§ What the exercise asks
Restate all of the entries exactly, dropping any pictures they hold.

Stored records:
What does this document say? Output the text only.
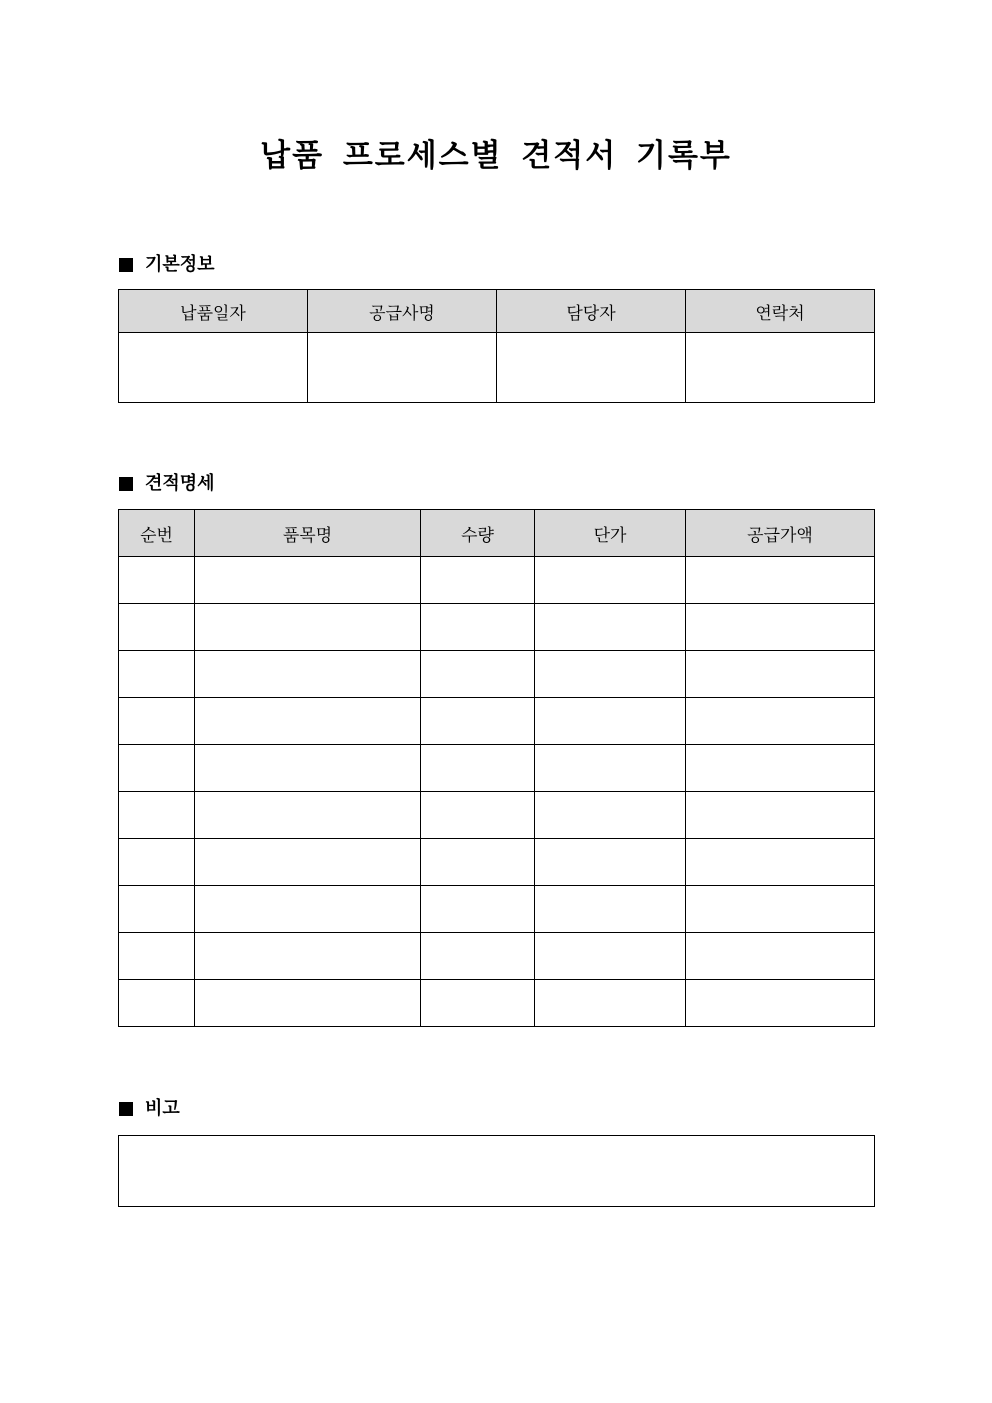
납품 프로세스별 견적서 기록부
기본정보
납품일자	공급사명	담당자	연락처

견적명세
순번	품목명	수량	단가	공급가액

비고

§ Final result
What does this document say? Output the text only.
납품 프로세스별 견적서 기록부
기본정보
납품일자	공급사명	담당자	연락처

견적명세
순번	품목명	수량	단가	공급가액

비고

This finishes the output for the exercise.